All of the records below should be output exactly.

Stored items

******

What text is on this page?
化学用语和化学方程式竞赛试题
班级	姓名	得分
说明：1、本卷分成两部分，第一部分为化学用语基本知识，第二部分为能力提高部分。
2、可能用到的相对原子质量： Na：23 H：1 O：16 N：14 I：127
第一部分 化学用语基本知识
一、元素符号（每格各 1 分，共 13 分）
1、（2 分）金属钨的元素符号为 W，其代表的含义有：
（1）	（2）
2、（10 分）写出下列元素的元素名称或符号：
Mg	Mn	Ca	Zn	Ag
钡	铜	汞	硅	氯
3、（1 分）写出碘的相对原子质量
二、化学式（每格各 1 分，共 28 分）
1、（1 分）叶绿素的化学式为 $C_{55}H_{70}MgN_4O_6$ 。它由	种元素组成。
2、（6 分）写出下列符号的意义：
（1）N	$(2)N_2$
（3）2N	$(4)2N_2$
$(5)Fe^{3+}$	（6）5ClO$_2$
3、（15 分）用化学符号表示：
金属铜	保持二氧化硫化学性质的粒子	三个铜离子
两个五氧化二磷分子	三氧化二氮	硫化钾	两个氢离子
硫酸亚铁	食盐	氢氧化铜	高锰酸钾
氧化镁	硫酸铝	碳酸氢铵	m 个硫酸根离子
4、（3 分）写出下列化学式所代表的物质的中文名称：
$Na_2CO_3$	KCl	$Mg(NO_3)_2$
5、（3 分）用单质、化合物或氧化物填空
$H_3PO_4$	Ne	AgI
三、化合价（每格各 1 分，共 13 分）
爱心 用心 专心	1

******

◆ Response to this exercise ◆
What text is on this page?
化学用语和化学方程式竞赛试题
班级	姓名	得分
说明：1、本卷分成两部分，第一部分为化学用语基本知识，第二部分为能力提高部分。
2、可能用到的相对原子质量： Na：23 H：1 O：16 N：14 I：127
第一部分 化学用语基本知识
一、元素符号（每格各 1 分，共 13 分）
1、（2 分）金属钨的元素符号为 W，其代表的含义有：
（1）	（2）
2、（10 分）写出下列元素的元素名称或符号：
Mg	Mn	Ca	Zn	Ag
钡	铜	汞	硅	氯
3、（1 分）写出碘的相对原子质量
二、化学式（每格各 1 分，共 28 分）
1、（1 分）叶绿素的化学式为 $C_{55}H_{70}MgN_4O_6$ 。它由	种元素组成。
2、（6 分）写出下列符号的意义：
（1）N	$(2)N_2$
（3）2N	$(4)2N_2$
$(5)Fe^{3+}$	（6）5ClO$_2$
3、（15 分）用化学符号表示：
金属铜	保持二氧化硫化学性质的粒子	三个铜离子
两个五氧化二磷分子	三氧化二氮	硫化钾	两个氢离子
硫酸亚铁	食盐	氢氧化铜	高锰酸钾
氧化镁	硫酸铝	碳酸氢铵	m 个硫酸根离子
4、（3 分）写出下列化学式所代表的物质的中文名称：
$Na_2CO_3$	KCl	$Mg(NO_3)_2$
5、（3 分）用单质、化合物或氧化物填空
$H_3PO_4$	Ne	AgI
三、化合价（每格各 1 分，共 13 分）
爱心 用心 专心	1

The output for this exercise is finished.